> _Raw records_
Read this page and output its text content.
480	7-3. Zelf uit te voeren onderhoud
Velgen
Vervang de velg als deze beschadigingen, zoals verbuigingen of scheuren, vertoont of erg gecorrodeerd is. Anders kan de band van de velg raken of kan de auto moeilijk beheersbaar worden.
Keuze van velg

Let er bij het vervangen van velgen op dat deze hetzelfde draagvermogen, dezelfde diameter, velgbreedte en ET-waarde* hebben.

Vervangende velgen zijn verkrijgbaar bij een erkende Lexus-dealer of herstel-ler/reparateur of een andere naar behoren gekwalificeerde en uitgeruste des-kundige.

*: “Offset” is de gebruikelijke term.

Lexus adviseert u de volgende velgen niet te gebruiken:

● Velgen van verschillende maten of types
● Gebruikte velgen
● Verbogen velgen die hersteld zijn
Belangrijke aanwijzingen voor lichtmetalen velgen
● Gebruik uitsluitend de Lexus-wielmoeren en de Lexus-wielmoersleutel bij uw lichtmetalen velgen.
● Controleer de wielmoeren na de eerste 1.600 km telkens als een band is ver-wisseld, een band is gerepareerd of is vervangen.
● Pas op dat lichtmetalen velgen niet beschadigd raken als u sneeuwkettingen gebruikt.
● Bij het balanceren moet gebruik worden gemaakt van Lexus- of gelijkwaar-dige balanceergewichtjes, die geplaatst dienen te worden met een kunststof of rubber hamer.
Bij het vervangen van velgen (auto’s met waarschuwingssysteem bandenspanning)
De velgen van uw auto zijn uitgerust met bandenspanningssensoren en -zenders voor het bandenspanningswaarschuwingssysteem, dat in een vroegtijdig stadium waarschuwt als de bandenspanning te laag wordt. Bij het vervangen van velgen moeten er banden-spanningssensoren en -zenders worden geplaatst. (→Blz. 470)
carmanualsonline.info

> _Task prompt_
Write the data out again in full and exactly.

> _Written answer_
Read this page and output its text content.
480	7-3. Zelf uit te voeren onderhoud
Velgen
Vervang de velg als deze beschadigingen, zoals verbuigingen of scheuren, vertoont of erg gecorrodeerd is. Anders kan de band van de velg raken of kan de auto moeilijk beheersbaar worden.
Keuze van velg

Let er bij het vervangen van velgen op dat deze hetzelfde draagvermogen, dezelfde diameter, velgbreedte en ET-waarde* hebben.

Vervangende velgen zijn verkrijgbaar bij een erkende Lexus-dealer of herstel-ler/reparateur of een andere naar behoren gekwalificeerde en uitgeruste des-kundige.

*: “Offset” is de gebruikelijke term.

Lexus adviseert u de volgende velgen niet te gebruiken:

● Velgen van verschillende maten of types
● Gebruikte velgen
● Verbogen velgen die hersteld zijn
Belangrijke aanwijzingen voor lichtmetalen velgen
● Gebruik uitsluitend de Lexus-wielmoeren en de Lexus-wielmoersleutel bij uw lichtmetalen velgen.
● Controleer de wielmoeren na de eerste 1.600 km telkens als een band is ver-wisseld, een band is gerepareerd of is vervangen.
● Pas op dat lichtmetalen velgen niet beschadigd raken als u sneeuwkettingen gebruikt.
● Bij het balanceren moet gebruik worden gemaakt van Lexus- of gelijkwaar-dige balanceergewichtjes, die geplaatst dienen te worden met een kunststof of rubber hamer.
Bij het vervangen van velgen (auto’s met waarschuwingssysteem bandenspanning)
De velgen van uw auto zijn uitgerust met bandenspanningssensoren en -zenders voor het bandenspanningswaarschuwingssysteem, dat in een vroegtijdig stadium waarschuwt als de bandenspanning te laag wordt. Bij het vervangen van velgen moeten er banden-spanningssensoren en -zenders worden geplaatst. (→Blz. 470)
carmanualsonline.info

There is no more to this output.